» BRIEF:
Using the listing below, copy every line that mentions "setup".
--- start SUPPLIED INFORMATION ---
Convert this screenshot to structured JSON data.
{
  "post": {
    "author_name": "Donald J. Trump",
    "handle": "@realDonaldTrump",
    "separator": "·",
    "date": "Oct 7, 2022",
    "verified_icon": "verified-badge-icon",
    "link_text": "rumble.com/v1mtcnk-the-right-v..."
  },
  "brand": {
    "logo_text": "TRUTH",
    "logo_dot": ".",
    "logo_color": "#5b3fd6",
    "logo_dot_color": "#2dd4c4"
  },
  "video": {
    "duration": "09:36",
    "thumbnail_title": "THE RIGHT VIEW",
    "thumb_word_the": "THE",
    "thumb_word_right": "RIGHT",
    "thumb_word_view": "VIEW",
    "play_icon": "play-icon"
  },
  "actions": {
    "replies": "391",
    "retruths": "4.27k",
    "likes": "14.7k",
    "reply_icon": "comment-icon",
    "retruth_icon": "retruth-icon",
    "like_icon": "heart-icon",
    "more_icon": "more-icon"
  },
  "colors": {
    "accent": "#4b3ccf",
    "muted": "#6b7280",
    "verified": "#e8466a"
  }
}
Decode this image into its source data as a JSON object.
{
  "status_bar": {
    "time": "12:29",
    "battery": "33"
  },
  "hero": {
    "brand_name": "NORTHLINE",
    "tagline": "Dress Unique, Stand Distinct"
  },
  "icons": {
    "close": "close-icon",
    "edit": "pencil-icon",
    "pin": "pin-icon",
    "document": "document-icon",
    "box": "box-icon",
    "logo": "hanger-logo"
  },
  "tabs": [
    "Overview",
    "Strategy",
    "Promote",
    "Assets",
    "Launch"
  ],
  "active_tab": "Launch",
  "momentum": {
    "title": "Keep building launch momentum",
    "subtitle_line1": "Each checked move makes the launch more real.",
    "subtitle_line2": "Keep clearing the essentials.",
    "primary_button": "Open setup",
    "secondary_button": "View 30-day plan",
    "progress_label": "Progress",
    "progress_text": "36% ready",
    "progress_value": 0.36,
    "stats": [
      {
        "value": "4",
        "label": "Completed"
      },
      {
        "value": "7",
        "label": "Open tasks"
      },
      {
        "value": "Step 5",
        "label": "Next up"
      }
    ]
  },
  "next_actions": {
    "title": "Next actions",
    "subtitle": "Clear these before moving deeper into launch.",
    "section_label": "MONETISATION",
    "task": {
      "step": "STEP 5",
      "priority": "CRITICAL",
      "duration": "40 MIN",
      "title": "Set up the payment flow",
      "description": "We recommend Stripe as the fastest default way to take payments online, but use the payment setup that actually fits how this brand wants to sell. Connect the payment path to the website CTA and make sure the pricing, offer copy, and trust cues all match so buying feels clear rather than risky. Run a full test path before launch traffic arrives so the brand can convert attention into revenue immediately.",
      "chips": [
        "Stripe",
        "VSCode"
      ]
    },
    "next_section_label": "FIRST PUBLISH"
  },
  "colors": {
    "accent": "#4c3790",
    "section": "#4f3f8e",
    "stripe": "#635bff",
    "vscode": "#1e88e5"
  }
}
--- end SUPPLIED INFORMATION ---
» RESPONSE:
    "primary_button": "Open setup",
      "description": "We recommend Stripe as the fastest default way to take payments online, but use the payment setup that actually fits how this brand wants to sell. Connect the payment path to the website CTA and make sure the pricing, offer copy, and trust cues all match so buying feels clear rather than risky. Run a full test path before launch traffic arrives so the brand can convert attention into revenue immediately.",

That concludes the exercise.